- [Le problème]
Prolongez le texte ci-dessous sur l'énergie solaire au Québec, en reprenant après sa dernière phrase.

- [Document]
________________________

Le président de STACE ajoute que les coûts d’investissement pour le solaire étant moins importants que les coûts de mise en œuvre de grandes infrastructures hydroélectriques, le solaire pourrait se frayer un chemin dans le mix énergétique au Québec. Les installations PV pourraient aussi « contribuer à la résilience du réseau en utilisant les centrales hydroélectriques comme une grande batterie écologique ».

Normand Lord évoque également la valorisation de terrains inexploités à proximité de quartiers résidentiels comme un argument en faveur du développement de technologies PV au Québec et cite un des projets de STACE en cours en France. L’installation d’une ferme solaire de 60 MW localisée sur un ancien site d’enfouissement devrait être finalisée d’ici la fin de l’année 2021 et ainsi desservir environ 70 000 habitants de Bordeaux.

Les représentants de WSP et de Rématek-Énergie soulignent également que l’essor du stockage pourrait permettre à l’énergie solaire de s’établir de façon plus considérable au Québec. M. Pépin-Ross indique « qu’au plan résidentiel, il serait pertinent d’évaluer l’utilisation de bornes de recharge bidirectionelles pour le réseau de distribution et d’utiliser les batteries de véhicules électriques pour soutenir la demande de pointe ».

Que manque-t-il pour profiter du potentiel solaire du Québec?

Les représentants de Rématek-Énergie, STACE et WSP sont convaincus que des barrières financières limitent le développement du solaire dans la province. Les incitatifs financiers presque inexistants ne favorisent pas l’autoproduction et les investissements gouvernementaux sont encore timides. Les modules solaires peinent à s’imposer face aux barrages hydroélectriques. M. Pépin-Ross avance qu’il serait opportun de lancer un appel d’offres spécifique à l’énergie solaire afin de privilégier cette ressource et de lui donner l’occasion de briller au Québec. Cela faciliterait la réalisation d’autres projets par la suite. Les experts et expertes des panels tenus par Nergica à l’occasion du dévoilement de leur étude solaire ont également suggéré que des appels d’offres spécifiques pourraient propulser l’énergie solaire. Un résumé de ces panels ainsi que les échanges sur l’avenir du solaire PV sont disponibles ici.

Un autre point qui revient fréquemment lorsqu’on évoque le déploiement du solaire au Québec est le monopole d’Hydro-Québec. Jean Roy de Kruger Énergie explique que le contrôle d’Hydro-Québec sur la vente au détail et son peu d’intérêt pour le solaire rend tout développement difficile. Il suggère la mise en place de conditions tarifaires plus généreuses et flexibles pour l’autoproduction dans le but de développer la filière. Un programme d’achat du type tarif de rachat (feed-in tariff) permettrait aussi de donner un coup d’envoi à la filière.

________________________

- [Informations fournies]
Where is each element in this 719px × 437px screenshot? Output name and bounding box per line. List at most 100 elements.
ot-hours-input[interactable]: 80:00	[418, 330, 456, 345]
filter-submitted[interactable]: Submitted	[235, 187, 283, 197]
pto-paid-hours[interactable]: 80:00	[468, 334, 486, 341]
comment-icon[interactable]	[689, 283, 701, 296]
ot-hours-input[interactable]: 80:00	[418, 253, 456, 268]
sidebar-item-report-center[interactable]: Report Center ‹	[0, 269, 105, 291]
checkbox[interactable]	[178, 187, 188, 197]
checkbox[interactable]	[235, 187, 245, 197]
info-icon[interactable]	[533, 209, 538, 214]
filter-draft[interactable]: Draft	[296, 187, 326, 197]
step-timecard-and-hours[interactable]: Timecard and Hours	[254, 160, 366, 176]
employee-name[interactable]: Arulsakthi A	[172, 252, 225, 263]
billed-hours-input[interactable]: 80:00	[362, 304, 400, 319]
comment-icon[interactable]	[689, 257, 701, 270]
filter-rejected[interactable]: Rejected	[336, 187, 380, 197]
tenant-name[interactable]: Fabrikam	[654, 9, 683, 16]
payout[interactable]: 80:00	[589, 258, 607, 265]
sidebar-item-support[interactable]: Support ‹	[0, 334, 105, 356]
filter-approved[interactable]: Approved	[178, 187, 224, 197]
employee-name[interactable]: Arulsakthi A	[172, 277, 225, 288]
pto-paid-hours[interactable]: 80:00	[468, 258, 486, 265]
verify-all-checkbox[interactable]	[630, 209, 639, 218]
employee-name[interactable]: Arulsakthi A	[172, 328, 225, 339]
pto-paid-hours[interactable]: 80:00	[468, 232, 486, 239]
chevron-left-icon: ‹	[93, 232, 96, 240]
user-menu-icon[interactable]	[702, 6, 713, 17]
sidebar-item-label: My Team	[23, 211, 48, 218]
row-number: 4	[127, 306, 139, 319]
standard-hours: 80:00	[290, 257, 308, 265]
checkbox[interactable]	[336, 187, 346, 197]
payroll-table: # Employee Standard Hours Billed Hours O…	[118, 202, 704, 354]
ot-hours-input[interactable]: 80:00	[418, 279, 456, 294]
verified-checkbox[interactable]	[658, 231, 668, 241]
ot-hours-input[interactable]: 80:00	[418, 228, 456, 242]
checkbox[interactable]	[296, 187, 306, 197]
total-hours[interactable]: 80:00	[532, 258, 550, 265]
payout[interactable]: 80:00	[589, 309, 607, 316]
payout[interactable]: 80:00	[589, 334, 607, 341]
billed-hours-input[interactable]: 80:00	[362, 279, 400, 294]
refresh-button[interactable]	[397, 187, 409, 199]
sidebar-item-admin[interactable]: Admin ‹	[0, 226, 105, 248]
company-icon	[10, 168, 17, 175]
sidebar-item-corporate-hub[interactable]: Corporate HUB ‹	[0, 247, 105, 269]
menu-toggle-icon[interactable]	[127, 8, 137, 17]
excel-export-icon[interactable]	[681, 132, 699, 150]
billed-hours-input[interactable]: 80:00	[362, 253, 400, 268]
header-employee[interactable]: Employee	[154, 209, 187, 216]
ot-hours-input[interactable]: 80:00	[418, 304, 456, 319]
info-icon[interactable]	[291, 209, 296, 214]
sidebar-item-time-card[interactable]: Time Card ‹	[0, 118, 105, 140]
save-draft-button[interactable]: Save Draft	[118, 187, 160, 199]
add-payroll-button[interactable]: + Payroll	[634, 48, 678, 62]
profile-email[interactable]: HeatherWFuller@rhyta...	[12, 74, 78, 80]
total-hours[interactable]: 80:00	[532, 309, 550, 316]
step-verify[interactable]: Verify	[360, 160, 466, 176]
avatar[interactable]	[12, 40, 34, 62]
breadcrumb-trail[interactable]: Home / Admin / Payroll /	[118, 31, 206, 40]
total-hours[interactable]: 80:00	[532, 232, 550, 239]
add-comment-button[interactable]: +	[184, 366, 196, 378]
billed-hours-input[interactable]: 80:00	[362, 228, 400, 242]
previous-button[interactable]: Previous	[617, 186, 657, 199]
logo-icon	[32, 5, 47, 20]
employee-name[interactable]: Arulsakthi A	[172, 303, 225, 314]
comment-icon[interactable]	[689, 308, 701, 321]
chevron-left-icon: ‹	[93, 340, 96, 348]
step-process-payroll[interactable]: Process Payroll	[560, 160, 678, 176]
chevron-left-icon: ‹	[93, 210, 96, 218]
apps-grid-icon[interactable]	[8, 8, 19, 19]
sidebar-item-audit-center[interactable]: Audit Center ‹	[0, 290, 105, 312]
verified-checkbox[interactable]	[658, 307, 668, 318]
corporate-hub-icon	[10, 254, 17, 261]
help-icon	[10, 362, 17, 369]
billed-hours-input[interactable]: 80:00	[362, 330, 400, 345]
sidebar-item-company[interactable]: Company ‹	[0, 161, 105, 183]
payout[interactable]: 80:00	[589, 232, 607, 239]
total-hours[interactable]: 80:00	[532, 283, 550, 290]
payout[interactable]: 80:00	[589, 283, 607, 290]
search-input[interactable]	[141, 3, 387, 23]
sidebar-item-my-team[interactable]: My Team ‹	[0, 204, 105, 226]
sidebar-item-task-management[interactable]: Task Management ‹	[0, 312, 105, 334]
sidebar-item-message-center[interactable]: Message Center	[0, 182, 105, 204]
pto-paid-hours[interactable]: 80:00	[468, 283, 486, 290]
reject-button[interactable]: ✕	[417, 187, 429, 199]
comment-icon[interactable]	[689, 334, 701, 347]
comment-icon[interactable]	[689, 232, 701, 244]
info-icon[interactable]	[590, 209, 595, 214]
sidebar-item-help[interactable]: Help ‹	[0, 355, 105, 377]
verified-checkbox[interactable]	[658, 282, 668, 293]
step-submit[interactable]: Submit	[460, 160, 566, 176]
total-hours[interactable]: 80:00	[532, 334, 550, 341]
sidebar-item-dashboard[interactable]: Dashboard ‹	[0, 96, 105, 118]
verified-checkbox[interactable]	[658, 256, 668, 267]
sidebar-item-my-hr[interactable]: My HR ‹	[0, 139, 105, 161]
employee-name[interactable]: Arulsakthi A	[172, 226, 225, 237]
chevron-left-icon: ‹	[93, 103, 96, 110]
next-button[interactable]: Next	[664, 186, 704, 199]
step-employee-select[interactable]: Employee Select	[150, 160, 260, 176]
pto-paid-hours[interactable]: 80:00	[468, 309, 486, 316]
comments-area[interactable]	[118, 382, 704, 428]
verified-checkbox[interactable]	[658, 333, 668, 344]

________________________

- [Réponse attendue]
Normand Lord de STACE souligne que, considérant le coût actuel de l’électricité au Québec, le rendement du capital investi pour l’achat et l’installation de panneaux solaires est d’environ 12 ans. Le président de Rématek-Énergie, Mike Perrault, ajoute que la limite imposée par Hydro-Québec de 20 kW et de 50 kW pour les courants mono- et multiphasé sur le mesurage net – c’est-à-dire l’injection des surplus de production énergétique privée dans le réseau d’Hydro-Québec en échange de crédits – est également un facteur qui limite le déploiement d’installations solaires pour les bâtiments commerciaux.

De plus, M. Perrault propose la mise en place d’une sorte de taxe carbone qui permettrait d’encourager la transition énergétique en pénalisant la production plus polluante due à l’utilisation d’énergies fossiles.

L’augmentation de la contribution des énergies renouvelables à la production d’énergie au Québec nécessitera un changement des habitudes et des modèles existants. M. Lord affirme que « si le marché devient plus ouvert, que plus de gens installent des panneaux solaires résidentiels et qu’Hydro-Québec devient une réserve, une batterie en quelque sorte, la société d’État devrait pouvoir tarifer ce service de manière différente ».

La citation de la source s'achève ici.